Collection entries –
☆ ☆ ☆

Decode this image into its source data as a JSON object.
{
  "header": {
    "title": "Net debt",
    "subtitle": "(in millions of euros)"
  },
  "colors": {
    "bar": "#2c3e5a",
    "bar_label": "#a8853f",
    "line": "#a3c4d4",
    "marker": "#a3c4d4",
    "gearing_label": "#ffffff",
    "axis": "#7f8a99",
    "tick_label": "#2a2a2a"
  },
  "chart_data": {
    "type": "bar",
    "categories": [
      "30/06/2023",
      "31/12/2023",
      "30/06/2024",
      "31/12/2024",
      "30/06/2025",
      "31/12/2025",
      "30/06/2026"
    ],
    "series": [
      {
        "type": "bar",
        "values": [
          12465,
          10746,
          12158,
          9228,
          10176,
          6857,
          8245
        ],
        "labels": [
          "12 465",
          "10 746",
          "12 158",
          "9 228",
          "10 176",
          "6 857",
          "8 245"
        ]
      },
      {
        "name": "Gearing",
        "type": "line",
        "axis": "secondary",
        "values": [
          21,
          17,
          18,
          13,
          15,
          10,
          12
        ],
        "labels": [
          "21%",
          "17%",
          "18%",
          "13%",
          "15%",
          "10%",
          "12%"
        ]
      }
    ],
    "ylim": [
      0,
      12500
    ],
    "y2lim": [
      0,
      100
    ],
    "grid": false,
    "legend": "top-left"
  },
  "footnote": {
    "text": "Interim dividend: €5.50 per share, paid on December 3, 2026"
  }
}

☆ ☆ ☆

Retype every record above exactly as it appears.

RESPONSE –
Decode this image into its source data as a JSON object.
{
  "header": {
    "title": "Net debt",
    "subtitle": "(in millions of euros)"
  },
  "colors": {
    "bar": "#2c3e5a",
    "bar_label": "#a8853f",
    "line": "#a3c4d4",
    "marker": "#a3c4d4",
    "gearing_label": "#ffffff",
    "axis": "#7f8a99",
    "tick_label": "#2a2a2a"
  },
  "chart_data": {
    "type": "bar",
    "categories": [
      "30/06/2023",
      "31/12/2023",
      "30/06/2024",
      "31/12/2024",
      "30/06/2025",
      "31/12/2025",
      "30/06/2026"
    ],
    "series": [
      {
        "type": "bar",
        "values": [
          12465,
          10746,
          12158,
          9228,
          10176,
          6857,
          8245
        ],
        "labels": [
          "12 465",
          "10 746",
          "12 158",
          "9 228",
          "10 176",
          "6 857",
          "8 245"
        ]
      },
      {
        "name": "Gearing",
        "type": "line",
        "axis": "secondary",
        "values": [
          21,
          17,
          18,
          13,
          15,
          10,
          12
        ],
        "labels": [
          "21%",
          "17%",
          "18%",
          "13%",
          "15%",
          "10%",
          "12%"
        ]
      }
    ],
    "ylim": [
      0,
      12500
    ],
    "y2lim": [
      0,
      100
    ],
    "grid": false,
    "legend": "top-left"
  },
  "footnote": {
    "text": "Interim dividend: €5.50 per share, paid on December 3, 2026"
  }
}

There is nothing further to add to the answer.